WORK TO COMPLETE >>
Take down each entry exactly as written.

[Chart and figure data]
## Begin
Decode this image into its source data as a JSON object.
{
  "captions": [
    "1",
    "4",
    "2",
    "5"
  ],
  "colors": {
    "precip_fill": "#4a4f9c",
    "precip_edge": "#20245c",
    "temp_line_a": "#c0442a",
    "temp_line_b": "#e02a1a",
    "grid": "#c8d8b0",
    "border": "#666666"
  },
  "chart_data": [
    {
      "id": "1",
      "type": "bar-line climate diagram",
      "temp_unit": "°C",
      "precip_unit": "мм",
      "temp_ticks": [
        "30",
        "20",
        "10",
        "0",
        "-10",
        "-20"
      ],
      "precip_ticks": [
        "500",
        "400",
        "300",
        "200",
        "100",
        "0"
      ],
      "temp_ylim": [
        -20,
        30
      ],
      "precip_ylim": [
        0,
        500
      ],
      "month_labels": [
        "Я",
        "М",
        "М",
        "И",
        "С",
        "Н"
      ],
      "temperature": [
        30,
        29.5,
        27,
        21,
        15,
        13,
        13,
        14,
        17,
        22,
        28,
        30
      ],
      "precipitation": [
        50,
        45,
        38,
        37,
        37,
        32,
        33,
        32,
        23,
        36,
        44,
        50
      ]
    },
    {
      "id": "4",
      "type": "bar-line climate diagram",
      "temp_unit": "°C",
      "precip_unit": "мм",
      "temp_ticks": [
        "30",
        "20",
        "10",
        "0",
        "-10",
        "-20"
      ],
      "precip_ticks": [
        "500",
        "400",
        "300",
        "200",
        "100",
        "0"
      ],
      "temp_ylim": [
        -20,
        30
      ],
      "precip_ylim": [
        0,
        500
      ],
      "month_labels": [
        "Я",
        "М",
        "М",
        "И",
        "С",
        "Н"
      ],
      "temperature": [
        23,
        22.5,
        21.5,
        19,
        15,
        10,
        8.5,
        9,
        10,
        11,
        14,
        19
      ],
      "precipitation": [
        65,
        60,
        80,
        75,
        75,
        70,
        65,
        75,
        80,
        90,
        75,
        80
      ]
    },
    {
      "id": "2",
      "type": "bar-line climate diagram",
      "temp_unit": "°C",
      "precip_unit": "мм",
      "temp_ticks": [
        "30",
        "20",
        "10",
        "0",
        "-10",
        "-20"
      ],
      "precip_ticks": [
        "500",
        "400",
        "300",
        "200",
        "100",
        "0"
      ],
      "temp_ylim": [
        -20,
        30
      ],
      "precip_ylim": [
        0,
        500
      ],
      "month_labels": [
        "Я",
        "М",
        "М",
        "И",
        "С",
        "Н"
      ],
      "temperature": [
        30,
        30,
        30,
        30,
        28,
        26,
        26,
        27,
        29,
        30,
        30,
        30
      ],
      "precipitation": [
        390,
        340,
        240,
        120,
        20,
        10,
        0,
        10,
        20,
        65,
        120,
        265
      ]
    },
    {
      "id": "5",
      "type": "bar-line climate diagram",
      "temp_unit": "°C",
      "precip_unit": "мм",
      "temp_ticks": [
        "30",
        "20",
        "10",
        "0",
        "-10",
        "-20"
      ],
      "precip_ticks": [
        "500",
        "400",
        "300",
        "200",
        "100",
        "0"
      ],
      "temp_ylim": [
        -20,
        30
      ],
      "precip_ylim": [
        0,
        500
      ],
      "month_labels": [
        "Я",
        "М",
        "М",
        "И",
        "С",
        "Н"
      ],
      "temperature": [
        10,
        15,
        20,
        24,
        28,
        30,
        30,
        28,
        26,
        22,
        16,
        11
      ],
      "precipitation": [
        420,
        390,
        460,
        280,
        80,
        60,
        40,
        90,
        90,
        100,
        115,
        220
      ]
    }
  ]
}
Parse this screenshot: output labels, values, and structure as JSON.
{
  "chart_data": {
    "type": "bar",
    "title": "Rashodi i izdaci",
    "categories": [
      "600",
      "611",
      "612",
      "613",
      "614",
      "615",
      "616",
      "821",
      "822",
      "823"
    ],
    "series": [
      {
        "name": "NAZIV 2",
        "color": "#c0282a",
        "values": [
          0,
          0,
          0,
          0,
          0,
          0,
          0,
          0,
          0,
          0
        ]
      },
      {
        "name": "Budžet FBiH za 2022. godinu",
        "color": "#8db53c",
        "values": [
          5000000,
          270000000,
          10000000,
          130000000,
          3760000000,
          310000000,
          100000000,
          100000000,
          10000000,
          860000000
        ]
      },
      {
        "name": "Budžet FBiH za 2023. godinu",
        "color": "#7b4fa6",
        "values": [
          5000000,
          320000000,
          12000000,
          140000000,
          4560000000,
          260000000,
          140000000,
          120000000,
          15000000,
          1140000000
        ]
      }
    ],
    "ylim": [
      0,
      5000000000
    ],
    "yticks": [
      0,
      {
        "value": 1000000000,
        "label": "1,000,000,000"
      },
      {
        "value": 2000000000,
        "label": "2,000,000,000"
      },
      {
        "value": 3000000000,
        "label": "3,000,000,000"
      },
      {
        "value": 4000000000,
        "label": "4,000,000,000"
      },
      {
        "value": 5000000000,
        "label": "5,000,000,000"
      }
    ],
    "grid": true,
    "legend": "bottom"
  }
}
## End
TASK SOLUTION >>
Decode this image into its source data as a JSON object.
{
  "captions": [
    "1",
    "4",
    "2",
    "5"
  ],
  "colors": {
    "precip_fill": "#4a4f9c",
    "precip_edge": "#20245c",
    "temp_line_a": "#c0442a",
    "temp_line_b": "#e02a1a",
    "grid": "#c8d8b0",
    "border": "#666666"
  },
  "chart_data": [
    {
      "id": "1",
      "type": "bar-line climate diagram",
      "temp_unit": "°C",
      "precip_unit": "мм",
      "temp_ticks": [
        "30",
        "20",
        "10",
        "0",
        "-10",
        "-20"
      ],
      "precip_ticks": [
        "500",
        "400",
        "300",
        "200",
        "100",
        "0"
      ],
      "temp_ylim": [
        -20,
        30
      ],
      "precip_ylim": [
        0,
        500
      ],
      "month_labels": [
        "Я",
        "М",
        "М",
        "И",
        "С",
        "Н"
      ],
      "temperature": [
        30,
        29.5,
        27,
        21,
        15,
        13,
        13,
        14,
        17,
        22,
        28,
        30
      ],
      "precipitation": [
        50,
        45,
        38,
        37,
        37,
        32,
        33,
        32,
        23,
        36,
        44,
        50
      ]
    },
    {
      "id": "4",
      "type": "bar-line climate diagram",
      "temp_unit": "°C",
      "precip_unit": "мм",
      "temp_ticks": [
        "30",
        "20",
        "10",
        "0",
        "-10",
        "-20"
      ],
      "precip_ticks": [
        "500",
        "400",
        "300",
        "200",
        "100",
        "0"
      ],
      "temp_ylim": [
        -20,
        30
      ],
      "precip_ylim": [
        0,
        500
      ],
      "month_labels": [
        "Я",
        "М",
        "М",
        "И",
        "С",
        "Н"
      ],
      "temperature": [
        23,
        22.5,
        21.5,
        19,
        15,
        10,
        8.5,
        9,
        10,
        11,
        14,
        19
      ],
      "precipitation": [
        65,
        60,
        80,
        75,
        75,
        70,
        65,
        75,
        80,
        90,
        75,
        80
      ]
    },
    {
      "id": "2",
      "type": "bar-line climate diagram",
      "temp_unit": "°C",
      "precip_unit": "мм",
      "temp_ticks": [
        "30",
        "20",
        "10",
        "0",
        "-10",
        "-20"
      ],
      "precip_ticks": [
        "500",
        "400",
        "300",
        "200",
        "100",
        "0"
      ],
      "temp_ylim": [
        -20,
        30
      ],
      "precip_ylim": [
        0,
        500
      ],
      "month_labels": [
        "Я",
        "М",
        "М",
        "И",
        "С",
        "Н"
      ],
      "temperature": [
        30,
        30,
        30,
        30,
        28,
        26,
        26,
        27,
        29,
        30,
        30,
        30
      ],
      "precipitation": [
        390,
        340,
        240,
        120,
        20,
        10,
        0,
        10,
        20,
        65,
        120,
        265
      ]
    },
    {
      "id": "5",
      "type": "bar-line climate diagram",
      "temp_unit": "°C",
      "precip_unit": "мм",
      "temp_ticks": [
        "30",
        "20",
        "10",
        "0",
        "-10",
        "-20"
      ],
      "precip_ticks": [
        "500",
        "400",
        "300",
        "200",
        "100",
        "0"
      ],
      "temp_ylim": [
        -20,
        30
      ],
      "precip_ylim": [
        0,
        500
      ],
      "month_labels": [
        "Я",
        "М",
        "М",
        "И",
        "С",
        "Н"
      ],
      "temperature": [
        10,
        15,
        20,
        24,
        28,
        30,
        30,
        28,
        26,
        22,
        16,
        11
      ],
      "precipitation": [
        420,
        390,
        460,
        280,
        80,
        60,
        40,
        90,
        90,
        100,
        115,
        220
      ]
    }
  ]
}
Parse this screenshot: output labels, values, and structure as JSON.
{
  "chart_data": {
    "type": "bar",
    "title": "Rashodi i izdaci",
    "categories": [
      "600",
      "611",
      "612",
      "613",
      "614",
      "615",
      "616",
      "821",
      "822",
      "823"
    ],
    "series": [
      {
        "name": "NAZIV 2",
        "color": "#c0282a",
        "values": [
          0,
          0,
          0,
          0,
          0,
          0,
          0,
          0,
          0,
          0
        ]
      },
      {
        "name": "Budžet FBiH za 2022. godinu",
        "color": "#8db53c",
        "values": [
          5000000,
          270000000,
          10000000,
          130000000,
          3760000000,
          310000000,
          100000000,
          100000000,
          10000000,
          860000000
        ]
      },
      {
        "name": "Budžet FBiH za 2023. godinu",
        "color": "#7b4fa6",
        "values": [
          5000000,
          320000000,
          12000000,
          140000000,
          4560000000,
          260000000,
          140000000,
          120000000,
          15000000,
          1140000000
        ]
      }
    ],
    "ylim": [
      0,
      5000000000
    ],
    "yticks": [
      0,
      {
        "value": 1000000000,
        "label": "1,000,000,000"
      },
      {
        "value": 2000000000,
        "label": "2,000,000,000"
      },
      {
        "value": 3000000000,
        "label": "3,000,000,000"
      },
      {
        "value": 4000000000,
        "label": "4,000,000,000"
      },
      {
        "value": 5000000000,
        "label": "5,000,000,000"
      }
    ],
    "grid": true,
    "legend": "bottom"
  }
}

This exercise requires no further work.